**Short exercise**
Find the lines containing "contatto" and say how many there are, with no other words.

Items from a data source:
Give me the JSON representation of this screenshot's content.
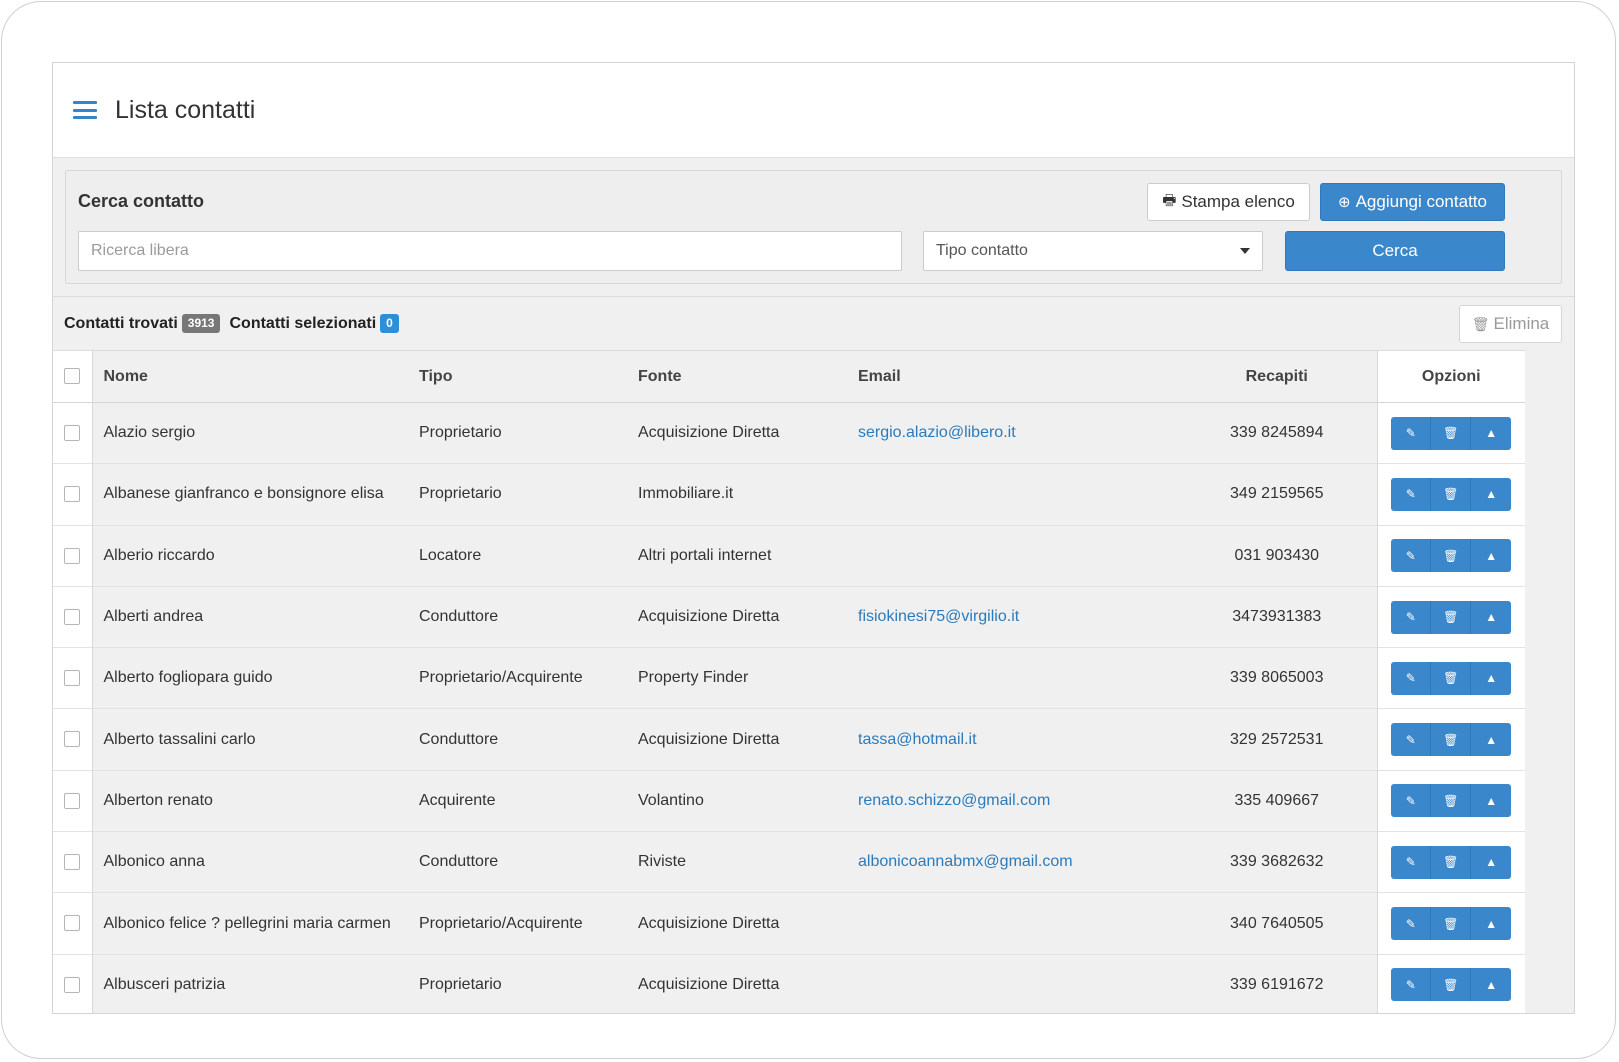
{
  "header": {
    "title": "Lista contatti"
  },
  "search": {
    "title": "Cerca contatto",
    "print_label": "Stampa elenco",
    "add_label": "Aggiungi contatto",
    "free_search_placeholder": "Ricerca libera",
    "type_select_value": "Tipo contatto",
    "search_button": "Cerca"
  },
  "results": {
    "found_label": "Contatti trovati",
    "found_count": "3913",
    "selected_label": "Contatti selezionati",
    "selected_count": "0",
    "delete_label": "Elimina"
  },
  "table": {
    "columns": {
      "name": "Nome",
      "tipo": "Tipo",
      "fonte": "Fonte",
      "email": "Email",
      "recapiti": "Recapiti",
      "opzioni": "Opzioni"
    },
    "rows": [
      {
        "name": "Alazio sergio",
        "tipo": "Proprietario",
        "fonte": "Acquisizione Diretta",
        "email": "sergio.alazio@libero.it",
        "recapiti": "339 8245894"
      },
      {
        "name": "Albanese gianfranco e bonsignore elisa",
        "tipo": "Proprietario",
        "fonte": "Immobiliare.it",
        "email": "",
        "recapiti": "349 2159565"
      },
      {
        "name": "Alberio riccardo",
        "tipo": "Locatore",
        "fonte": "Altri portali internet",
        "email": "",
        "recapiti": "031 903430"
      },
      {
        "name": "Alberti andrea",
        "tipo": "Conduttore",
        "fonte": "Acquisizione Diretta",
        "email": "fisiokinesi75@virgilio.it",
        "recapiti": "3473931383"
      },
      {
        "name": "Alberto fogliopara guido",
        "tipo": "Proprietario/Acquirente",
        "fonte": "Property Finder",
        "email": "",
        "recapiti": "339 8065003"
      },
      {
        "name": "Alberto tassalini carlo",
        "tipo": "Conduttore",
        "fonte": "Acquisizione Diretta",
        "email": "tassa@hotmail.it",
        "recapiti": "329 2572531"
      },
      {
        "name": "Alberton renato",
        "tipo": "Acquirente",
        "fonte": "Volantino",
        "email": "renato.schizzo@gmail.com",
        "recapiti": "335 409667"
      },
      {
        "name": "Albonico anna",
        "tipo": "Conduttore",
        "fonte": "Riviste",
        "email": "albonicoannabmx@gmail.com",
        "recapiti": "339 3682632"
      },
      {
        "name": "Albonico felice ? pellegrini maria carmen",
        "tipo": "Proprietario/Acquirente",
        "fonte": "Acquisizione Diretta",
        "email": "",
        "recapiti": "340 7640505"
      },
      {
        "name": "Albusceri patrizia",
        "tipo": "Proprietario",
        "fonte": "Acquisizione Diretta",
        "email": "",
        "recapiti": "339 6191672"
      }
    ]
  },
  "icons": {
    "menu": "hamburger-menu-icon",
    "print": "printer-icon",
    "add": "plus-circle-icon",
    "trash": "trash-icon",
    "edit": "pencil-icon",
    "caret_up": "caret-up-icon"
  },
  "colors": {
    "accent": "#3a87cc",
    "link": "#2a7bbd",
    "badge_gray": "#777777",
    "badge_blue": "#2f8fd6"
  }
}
...
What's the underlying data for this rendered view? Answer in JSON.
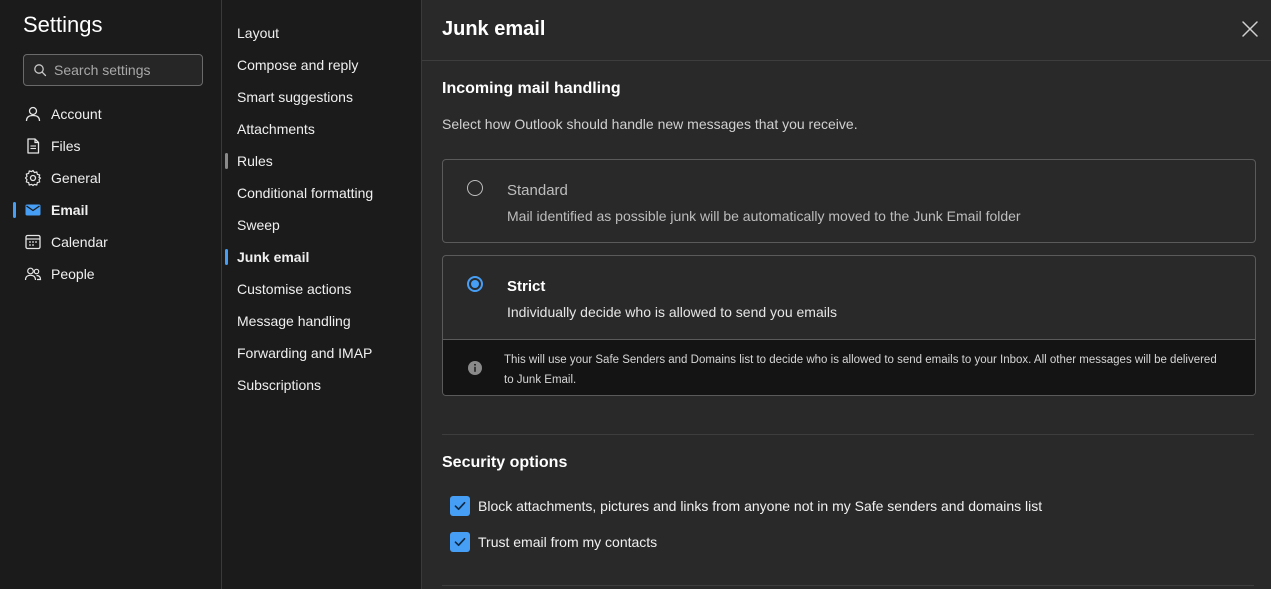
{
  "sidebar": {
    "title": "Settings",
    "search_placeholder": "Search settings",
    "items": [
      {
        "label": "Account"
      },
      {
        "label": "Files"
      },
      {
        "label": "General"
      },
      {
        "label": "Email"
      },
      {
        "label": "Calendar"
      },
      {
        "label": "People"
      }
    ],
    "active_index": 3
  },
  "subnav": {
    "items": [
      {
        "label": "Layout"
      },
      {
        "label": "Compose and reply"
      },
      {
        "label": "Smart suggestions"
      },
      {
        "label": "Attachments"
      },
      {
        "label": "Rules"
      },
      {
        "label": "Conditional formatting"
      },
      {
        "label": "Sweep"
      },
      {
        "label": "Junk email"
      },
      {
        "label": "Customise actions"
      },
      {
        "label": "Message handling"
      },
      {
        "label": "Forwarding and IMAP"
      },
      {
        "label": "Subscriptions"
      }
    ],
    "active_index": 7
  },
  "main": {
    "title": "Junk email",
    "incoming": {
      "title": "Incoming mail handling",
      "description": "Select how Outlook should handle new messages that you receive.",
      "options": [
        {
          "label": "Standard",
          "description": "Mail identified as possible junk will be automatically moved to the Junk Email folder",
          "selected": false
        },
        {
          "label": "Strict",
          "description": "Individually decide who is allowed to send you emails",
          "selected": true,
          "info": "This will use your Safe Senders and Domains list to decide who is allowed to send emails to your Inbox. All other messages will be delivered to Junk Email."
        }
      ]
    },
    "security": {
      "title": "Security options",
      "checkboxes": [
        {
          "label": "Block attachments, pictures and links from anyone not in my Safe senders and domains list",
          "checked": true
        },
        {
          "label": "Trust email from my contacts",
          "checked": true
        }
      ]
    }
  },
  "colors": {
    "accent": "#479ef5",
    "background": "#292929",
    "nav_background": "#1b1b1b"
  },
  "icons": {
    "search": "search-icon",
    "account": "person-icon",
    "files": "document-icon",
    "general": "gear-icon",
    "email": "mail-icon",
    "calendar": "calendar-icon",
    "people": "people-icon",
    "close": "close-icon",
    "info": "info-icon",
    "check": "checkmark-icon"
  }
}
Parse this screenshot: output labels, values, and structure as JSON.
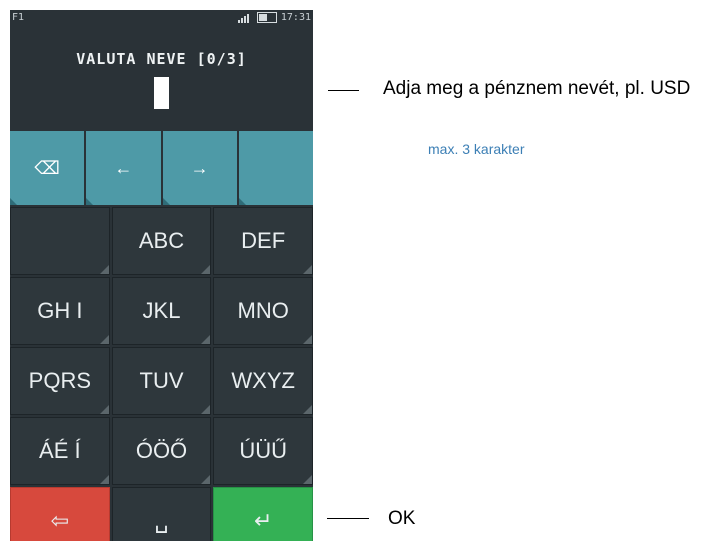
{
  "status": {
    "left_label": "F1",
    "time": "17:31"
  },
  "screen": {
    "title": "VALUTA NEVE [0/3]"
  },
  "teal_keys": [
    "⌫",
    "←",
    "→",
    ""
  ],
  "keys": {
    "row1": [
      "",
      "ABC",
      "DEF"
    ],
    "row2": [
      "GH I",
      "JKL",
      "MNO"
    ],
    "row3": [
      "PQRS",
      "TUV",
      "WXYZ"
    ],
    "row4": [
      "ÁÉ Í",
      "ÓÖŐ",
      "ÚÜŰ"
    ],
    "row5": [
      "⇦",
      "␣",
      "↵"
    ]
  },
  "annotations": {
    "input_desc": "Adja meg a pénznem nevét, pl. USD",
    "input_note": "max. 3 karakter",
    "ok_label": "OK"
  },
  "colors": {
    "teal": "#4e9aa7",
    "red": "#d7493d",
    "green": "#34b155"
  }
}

**Output**
3